* REQUEST: Gather up every line from the entries below that uses the word "text".

Data excerpts
________________________

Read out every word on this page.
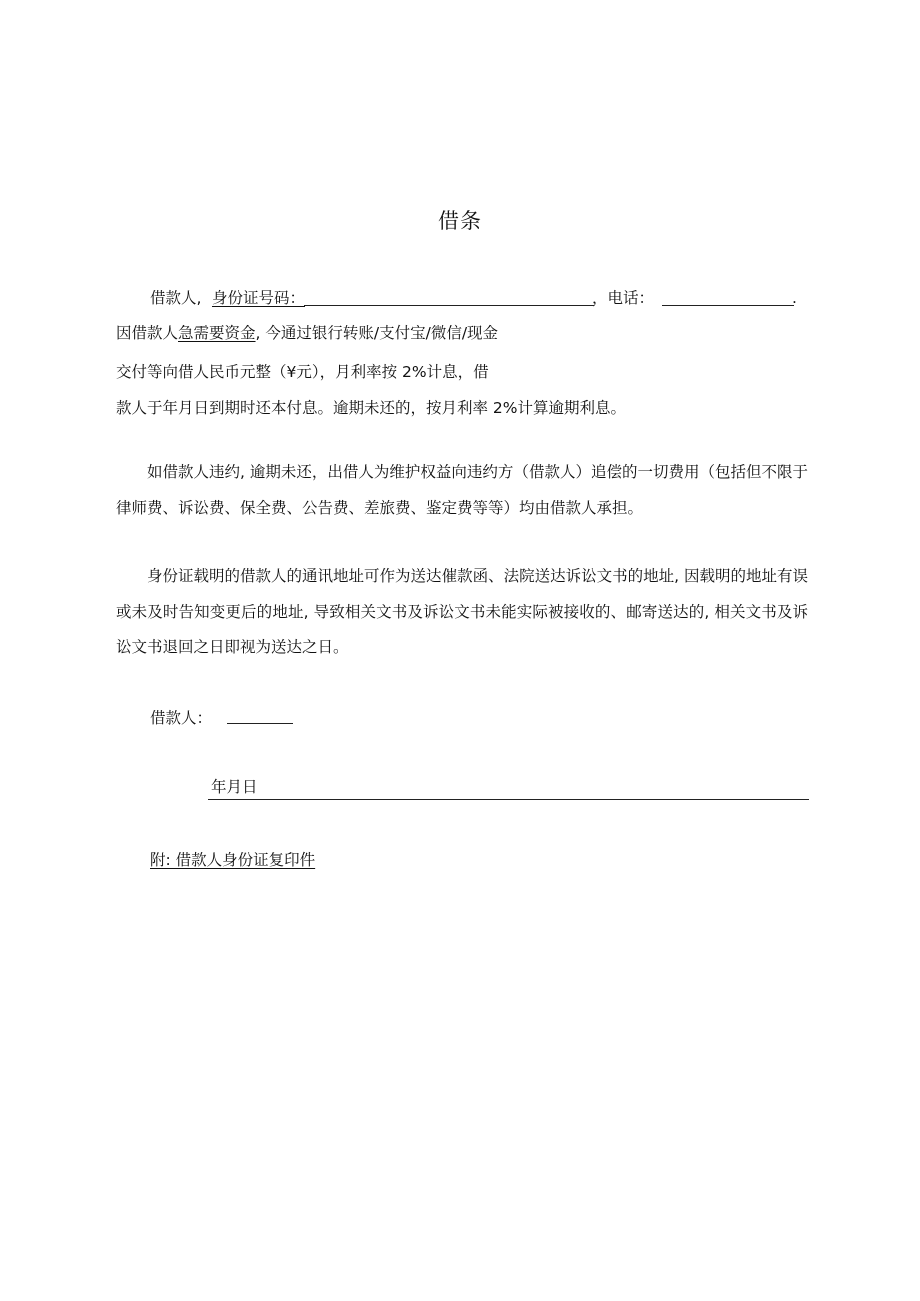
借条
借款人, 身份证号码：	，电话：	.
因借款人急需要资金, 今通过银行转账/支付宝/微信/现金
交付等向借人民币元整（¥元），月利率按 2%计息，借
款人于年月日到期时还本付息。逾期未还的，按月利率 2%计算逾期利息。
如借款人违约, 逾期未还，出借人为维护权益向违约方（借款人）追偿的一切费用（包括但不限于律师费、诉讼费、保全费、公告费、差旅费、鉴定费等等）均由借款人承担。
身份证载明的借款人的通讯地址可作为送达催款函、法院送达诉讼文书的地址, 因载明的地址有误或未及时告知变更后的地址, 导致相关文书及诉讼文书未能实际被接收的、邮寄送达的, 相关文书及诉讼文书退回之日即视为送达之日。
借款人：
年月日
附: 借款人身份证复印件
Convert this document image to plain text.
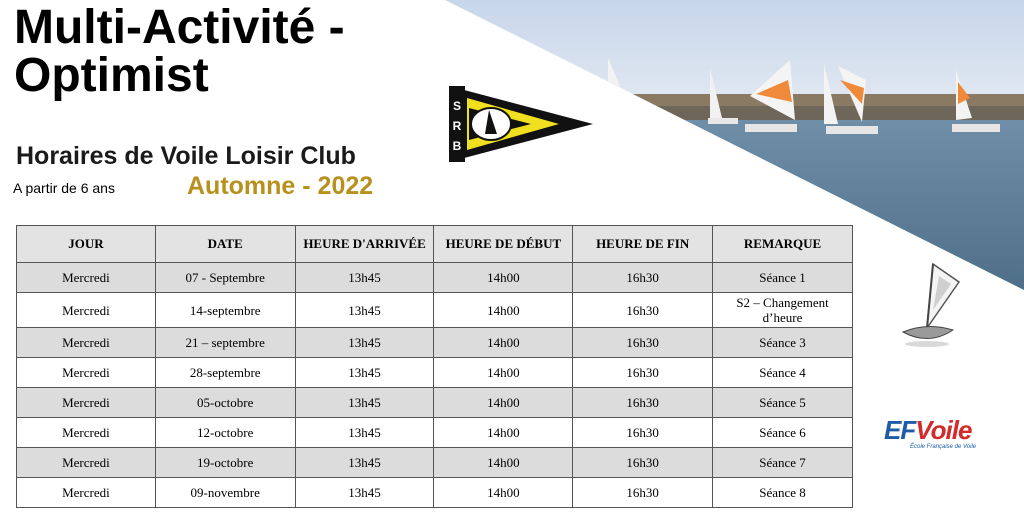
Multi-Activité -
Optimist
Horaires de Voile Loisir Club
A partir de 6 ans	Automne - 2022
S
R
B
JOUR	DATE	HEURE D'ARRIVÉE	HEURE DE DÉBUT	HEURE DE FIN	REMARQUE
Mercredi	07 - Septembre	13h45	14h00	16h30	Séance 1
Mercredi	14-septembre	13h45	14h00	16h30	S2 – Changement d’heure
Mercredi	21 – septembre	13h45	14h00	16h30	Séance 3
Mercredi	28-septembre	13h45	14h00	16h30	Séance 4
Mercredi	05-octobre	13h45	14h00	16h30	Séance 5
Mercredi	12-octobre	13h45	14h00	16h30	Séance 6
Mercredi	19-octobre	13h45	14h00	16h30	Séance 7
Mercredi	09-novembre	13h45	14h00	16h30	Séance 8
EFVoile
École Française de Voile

________________________

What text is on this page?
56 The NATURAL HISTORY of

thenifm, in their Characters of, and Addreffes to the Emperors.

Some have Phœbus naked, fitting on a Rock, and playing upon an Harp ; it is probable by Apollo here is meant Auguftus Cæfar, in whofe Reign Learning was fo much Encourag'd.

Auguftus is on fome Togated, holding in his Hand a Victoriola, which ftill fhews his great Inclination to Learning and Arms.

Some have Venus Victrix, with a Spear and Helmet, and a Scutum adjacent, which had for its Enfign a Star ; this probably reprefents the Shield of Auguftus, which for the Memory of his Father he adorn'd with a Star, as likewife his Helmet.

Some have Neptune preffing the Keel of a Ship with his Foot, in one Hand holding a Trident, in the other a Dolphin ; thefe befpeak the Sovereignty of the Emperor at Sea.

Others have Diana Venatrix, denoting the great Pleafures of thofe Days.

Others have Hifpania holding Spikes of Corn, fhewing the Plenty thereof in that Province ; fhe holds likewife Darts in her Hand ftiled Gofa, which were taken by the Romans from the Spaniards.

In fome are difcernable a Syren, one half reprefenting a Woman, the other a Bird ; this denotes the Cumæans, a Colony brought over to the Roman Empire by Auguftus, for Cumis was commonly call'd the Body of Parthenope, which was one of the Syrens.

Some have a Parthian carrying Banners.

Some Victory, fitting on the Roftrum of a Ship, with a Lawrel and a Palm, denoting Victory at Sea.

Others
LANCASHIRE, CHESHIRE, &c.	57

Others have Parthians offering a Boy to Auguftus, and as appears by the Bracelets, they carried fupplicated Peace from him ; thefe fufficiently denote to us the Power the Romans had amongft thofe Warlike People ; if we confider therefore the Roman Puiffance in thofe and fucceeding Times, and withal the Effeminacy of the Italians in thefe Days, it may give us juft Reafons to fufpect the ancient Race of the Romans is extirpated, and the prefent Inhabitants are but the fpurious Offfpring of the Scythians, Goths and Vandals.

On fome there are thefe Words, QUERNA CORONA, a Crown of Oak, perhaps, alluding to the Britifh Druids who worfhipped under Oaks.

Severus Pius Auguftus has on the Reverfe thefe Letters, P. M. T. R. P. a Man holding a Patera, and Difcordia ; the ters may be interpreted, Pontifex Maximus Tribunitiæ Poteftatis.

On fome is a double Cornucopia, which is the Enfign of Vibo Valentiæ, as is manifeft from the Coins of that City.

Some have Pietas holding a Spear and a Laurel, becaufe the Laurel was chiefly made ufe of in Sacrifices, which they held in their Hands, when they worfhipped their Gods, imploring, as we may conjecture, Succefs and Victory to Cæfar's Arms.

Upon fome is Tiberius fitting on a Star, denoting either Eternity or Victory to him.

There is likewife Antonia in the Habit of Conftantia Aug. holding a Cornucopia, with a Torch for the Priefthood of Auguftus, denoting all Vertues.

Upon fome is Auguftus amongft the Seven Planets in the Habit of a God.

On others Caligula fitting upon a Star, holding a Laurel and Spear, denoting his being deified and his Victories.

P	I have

________________________

* SOLUTION TO THE EXERCISE:
Convert this document image to plain text.
What text is on this page?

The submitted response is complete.